**Required task:**
Go through the data and copy every line exactly, but not the images.

Data excerpts:
+ + +
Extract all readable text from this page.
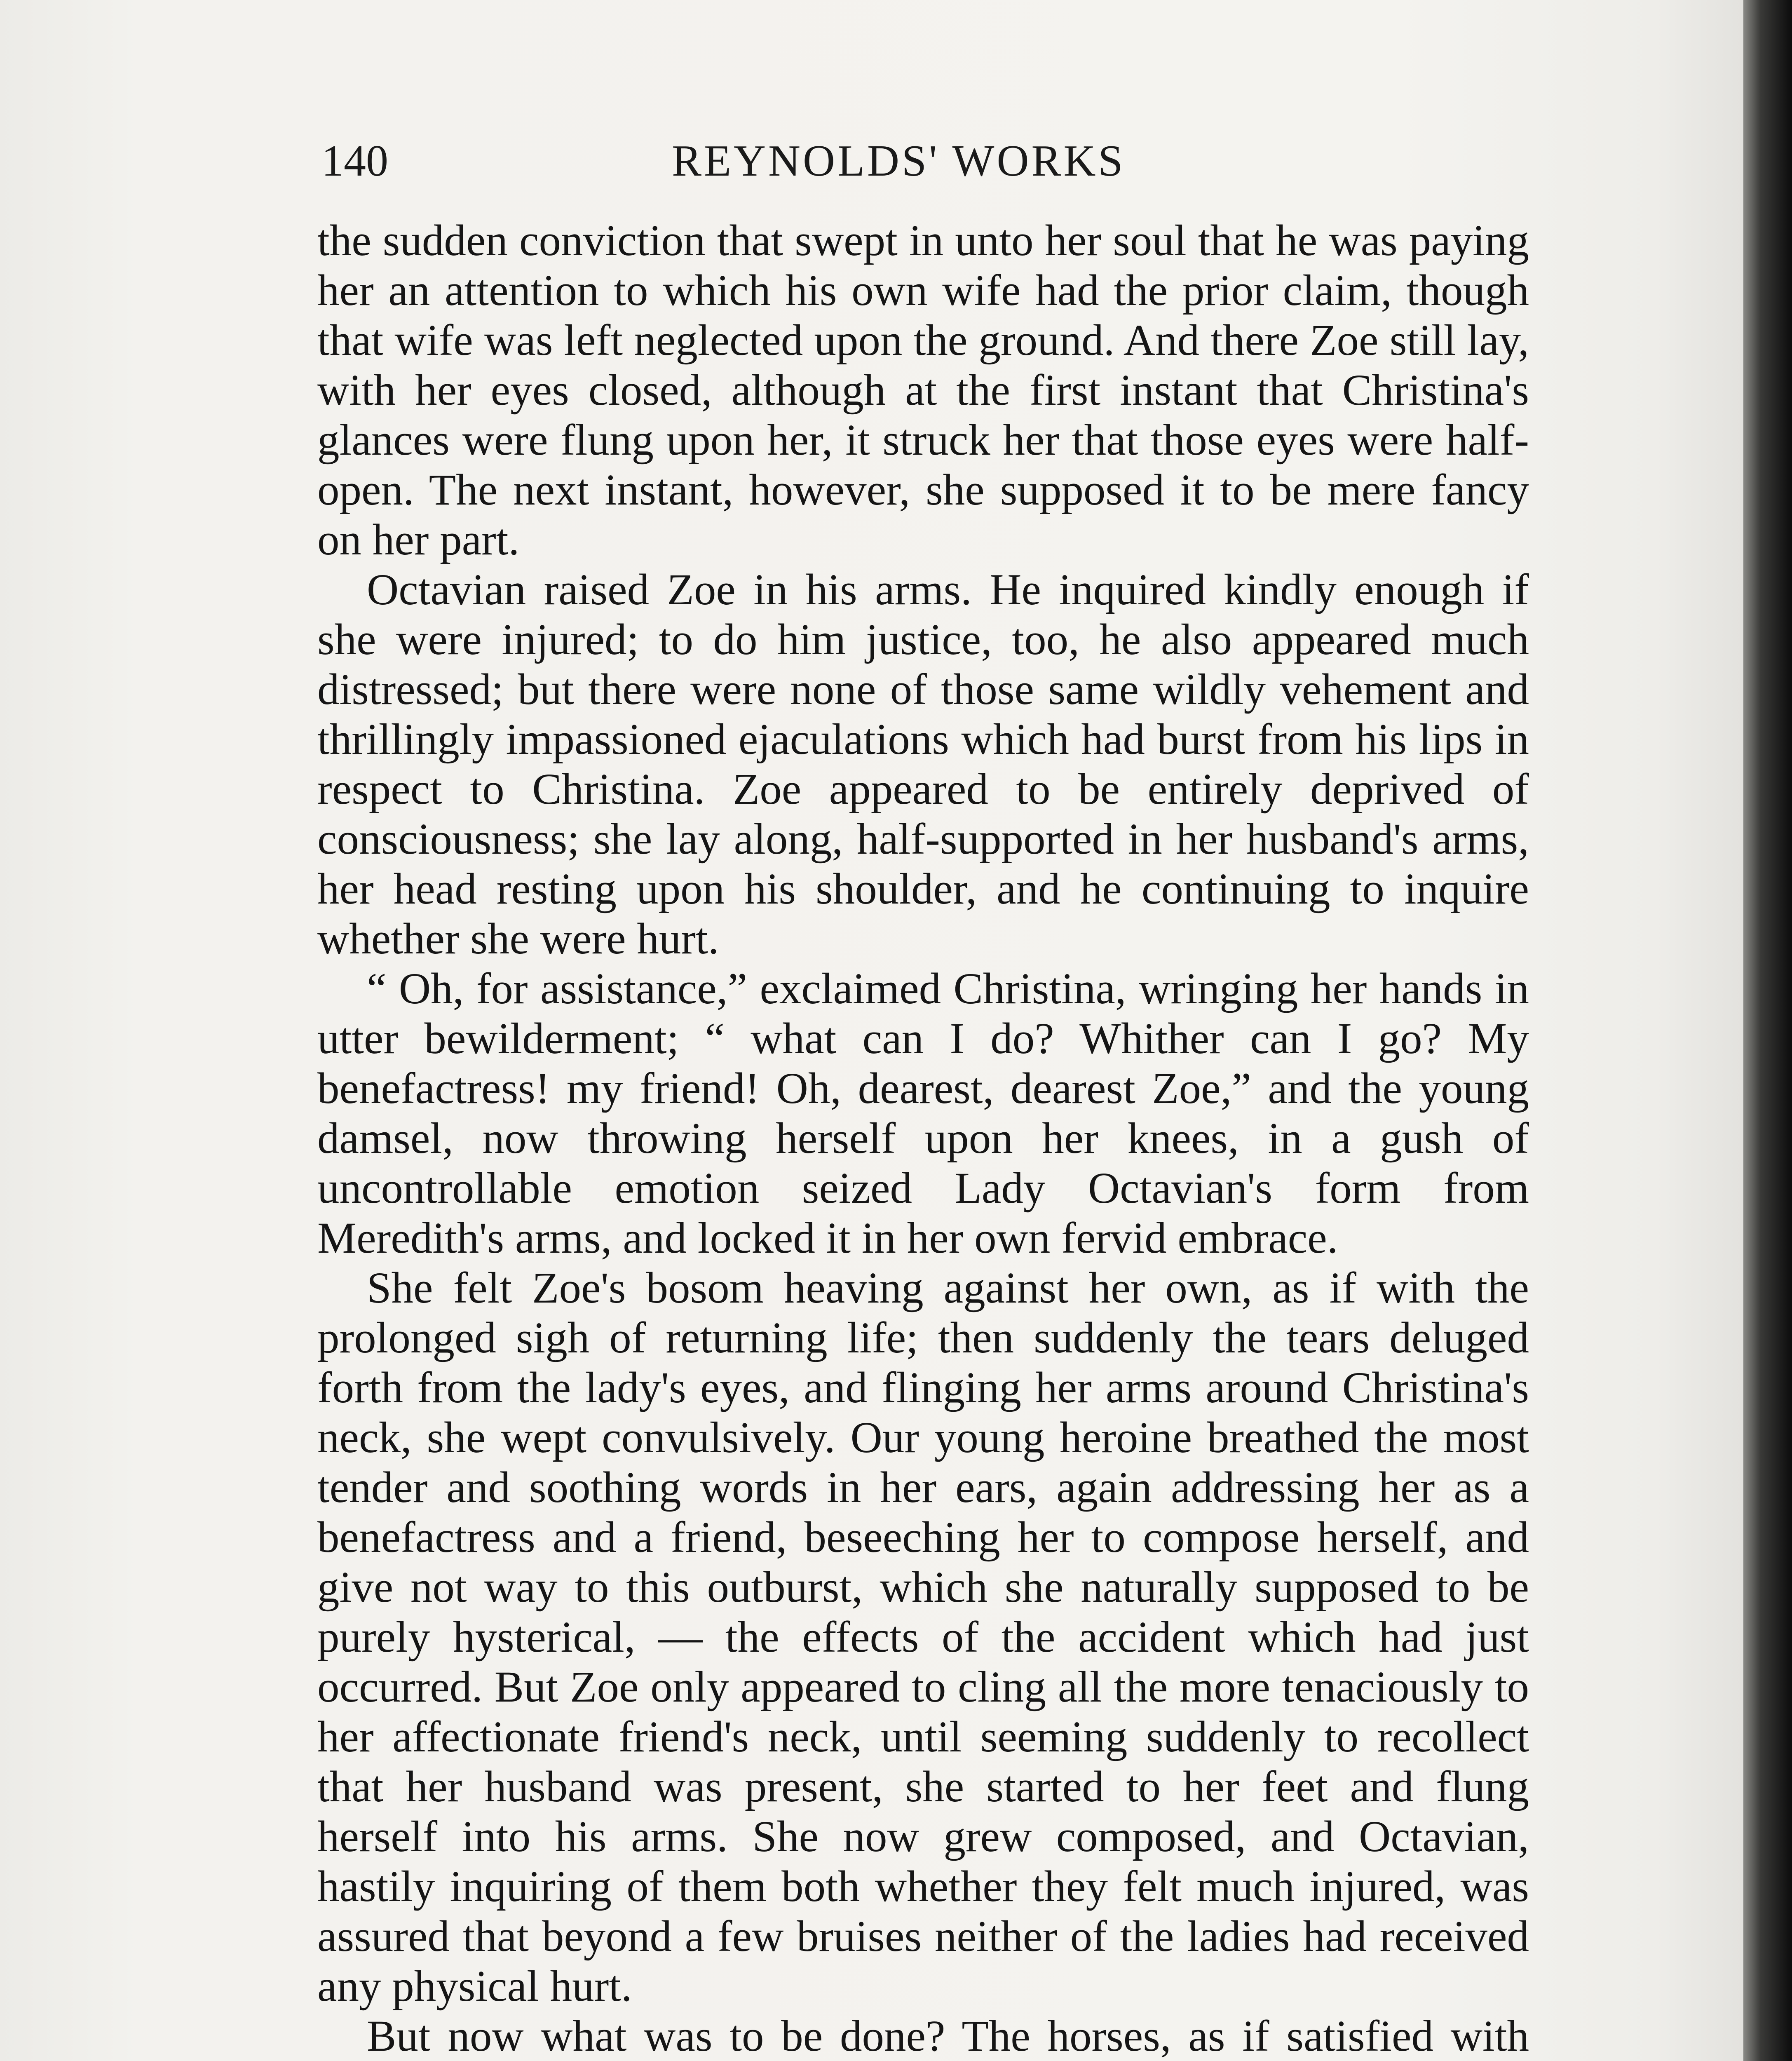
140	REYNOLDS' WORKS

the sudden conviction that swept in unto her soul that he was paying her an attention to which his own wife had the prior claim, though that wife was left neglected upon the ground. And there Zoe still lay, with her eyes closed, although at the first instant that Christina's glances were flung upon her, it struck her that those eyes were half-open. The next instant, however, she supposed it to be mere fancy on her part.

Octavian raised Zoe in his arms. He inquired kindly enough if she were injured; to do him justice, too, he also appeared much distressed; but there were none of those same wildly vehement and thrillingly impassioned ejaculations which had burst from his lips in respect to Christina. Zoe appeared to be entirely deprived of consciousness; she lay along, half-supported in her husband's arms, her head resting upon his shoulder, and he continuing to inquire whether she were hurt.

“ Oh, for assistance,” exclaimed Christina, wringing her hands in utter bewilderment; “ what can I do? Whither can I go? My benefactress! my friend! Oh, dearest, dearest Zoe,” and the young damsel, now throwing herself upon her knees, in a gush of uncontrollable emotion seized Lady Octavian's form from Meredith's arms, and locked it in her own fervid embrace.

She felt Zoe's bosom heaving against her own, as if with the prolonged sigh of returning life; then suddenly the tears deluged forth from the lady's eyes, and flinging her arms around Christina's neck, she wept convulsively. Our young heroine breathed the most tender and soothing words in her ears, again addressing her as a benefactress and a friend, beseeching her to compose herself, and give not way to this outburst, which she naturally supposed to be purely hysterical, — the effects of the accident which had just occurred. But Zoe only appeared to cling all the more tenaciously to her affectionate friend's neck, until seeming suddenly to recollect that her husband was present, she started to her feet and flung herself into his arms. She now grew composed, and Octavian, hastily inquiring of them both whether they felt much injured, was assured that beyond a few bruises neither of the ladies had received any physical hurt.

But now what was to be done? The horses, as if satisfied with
+ + +
**Solved problem:**
Extract all readable text from this page.
140	REYNOLDS' WORKS

the sudden conviction that swept in unto her soul that he was paying her an attention to which his own wife had the prior claim, though that wife was left neglected upon the ground. And there Zoe still lay, with her eyes closed, although at the first instant that Christina's glances were flung upon her, it struck her that those eyes were half-open. The next instant, however, she supposed it to be mere fancy on her part.

Octavian raised Zoe in his arms. He inquired kindly enough if she were injured; to do him justice, too, he also appeared much distressed; but there were none of those same wildly vehement and thrillingly impassioned ejaculations which had burst from his lips in respect to Christina. Zoe appeared to be entirely deprived of consciousness; she lay along, half-supported in her husband's arms, her head resting upon his shoulder, and he continuing to inquire whether she were hurt.

“ Oh, for assistance,” exclaimed Christina, wringing her hands in utter bewilderment; “ what can I do? Whither can I go? My benefactress! my friend! Oh, dearest, dearest Zoe,” and the young damsel, now throwing herself upon her knees, in a gush of uncontrollable emotion seized Lady Octavian's form from Meredith's arms, and locked it in her own fervid embrace.

She felt Zoe's bosom heaving against her own, as if with the prolonged sigh of returning life; then suddenly the tears deluged forth from the lady's eyes, and flinging her arms around Christina's neck, she wept convulsively. Our young heroine breathed the most tender and soothing words in her ears, again addressing her as a benefactress and a friend, beseeching her to compose herself, and give not way to this outburst, which she naturally supposed to be purely hysterical, — the effects of the accident which had just occurred. But Zoe only appeared to cling all the more tenaciously to her affectionate friend's neck, until seeming suddenly to recollect that her husband was present, she started to her feet and flung herself into his arms. She now grew composed, and Octavian, hastily inquiring of them both whether they felt much injured, was assured that beyond a few bruises neither of the ladies had received any physical hurt.

But now what was to be done? The horses, as if satisfied with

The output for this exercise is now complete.